-- GIVEN EXERCISE --
Transcribe every line exactly. Leave the pictures behind.

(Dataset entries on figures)
☆ ☆ ☆ ☆ ☆
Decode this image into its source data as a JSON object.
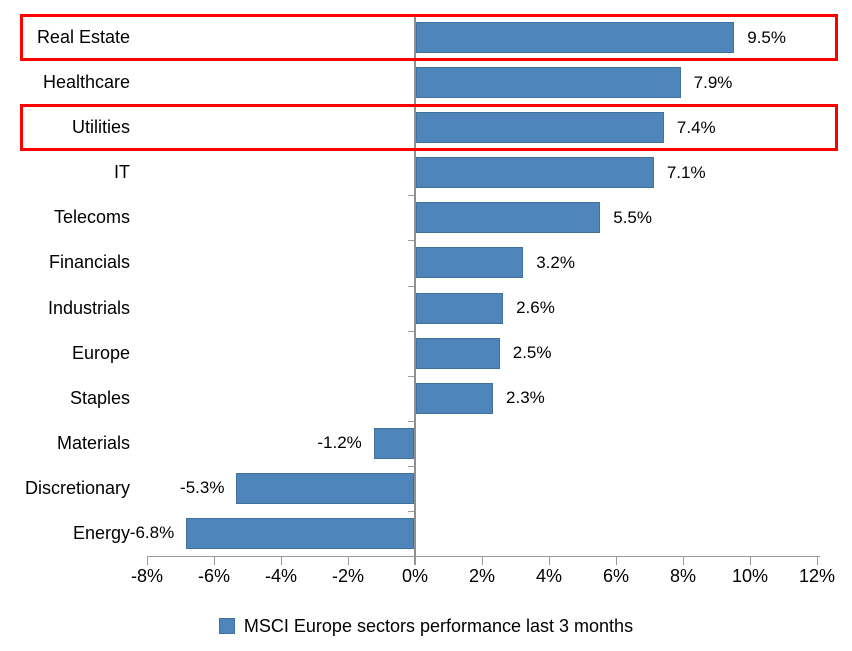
{
  "chart_data": {
    "type": "bar",
    "orientation": "horizontal",
    "title": "",
    "categories": [
      "Real Estate",
      "Healthcare",
      "Utilities",
      "IT",
      "Telecoms",
      "Financials",
      "Industrials",
      "Europe",
      "Staples",
      "Materials",
      "Discretionary",
      "Energy"
    ],
    "values": [
      9.5,
      7.9,
      7.4,
      7.1,
      5.5,
      3.2,
      2.6,
      2.5,
      2.3,
      -1.2,
      -5.3,
      -6.8
    ],
    "value_labels": [
      "9.5%",
      "7.9%",
      "7.4%",
      "7.1%",
      "5.5%",
      "3.2%",
      "2.6%",
      "2.5%",
      "2.3%",
      "-1.2%",
      "-5.3%",
      "-6.8%"
    ],
    "x_axis": {
      "min": -8,
      "max": 12,
      "step": 2,
      "ticks": [
        "-8%",
        "-6%",
        "-4%",
        "-2%",
        "0%",
        "2%",
        "4%",
        "6%",
        "8%",
        "10%",
        "12%"
      ]
    },
    "grid": false,
    "bar_color": "#4E86BC",
    "bar_border_color": "#41719C",
    "axis_color": "#9A9A9A",
    "highlight_color": "#FF0000",
    "highlighted_categories": [
      "Real Estate",
      "Utilities"
    ],
    "legend": {
      "position": "bottom",
      "marker": "square-icon",
      "label": "MSCI Europe sectors performance last 3 months"
    }
  }
}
☆ ☆ ☆ ☆ ☆
-- FINISHED ANSWER --
Decode this image into its source data as a JSON object.
{
  "chart_data": {
    "type": "bar",
    "orientation": "horizontal",
    "title": "",
    "categories": [
      "Real Estate",
      "Healthcare",
      "Utilities",
      "IT",
      "Telecoms",
      "Financials",
      "Industrials",
      "Europe",
      "Staples",
      "Materials",
      "Discretionary",
      "Energy"
    ],
    "values": [
      9.5,
      7.9,
      7.4,
      7.1,
      5.5,
      3.2,
      2.6,
      2.5,
      2.3,
      -1.2,
      -5.3,
      -6.8
    ],
    "value_labels": [
      "9.5%",
      "7.9%",
      "7.4%",
      "7.1%",
      "5.5%",
      "3.2%",
      "2.6%",
      "2.5%",
      "2.3%",
      "-1.2%",
      "-5.3%",
      "-6.8%"
    ],
    "x_axis": {
      "min": -8,
      "max": 12,
      "step": 2,
      "ticks": [
        "-8%",
        "-6%",
        "-4%",
        "-2%",
        "0%",
        "2%",
        "4%",
        "6%",
        "8%",
        "10%",
        "12%"
      ]
    },
    "grid": false,
    "bar_color": "#4E86BC",
    "bar_border_color": "#41719C",
    "axis_color": "#9A9A9A",
    "highlight_color": "#FF0000",
    "highlighted_categories": [
      "Real Estate",
      "Utilities"
    ],
    "legend": {
      "position": "bottom",
      "marker": "square-icon",
      "label": "MSCI Europe sectors performance last 3 months"
    }
  }
}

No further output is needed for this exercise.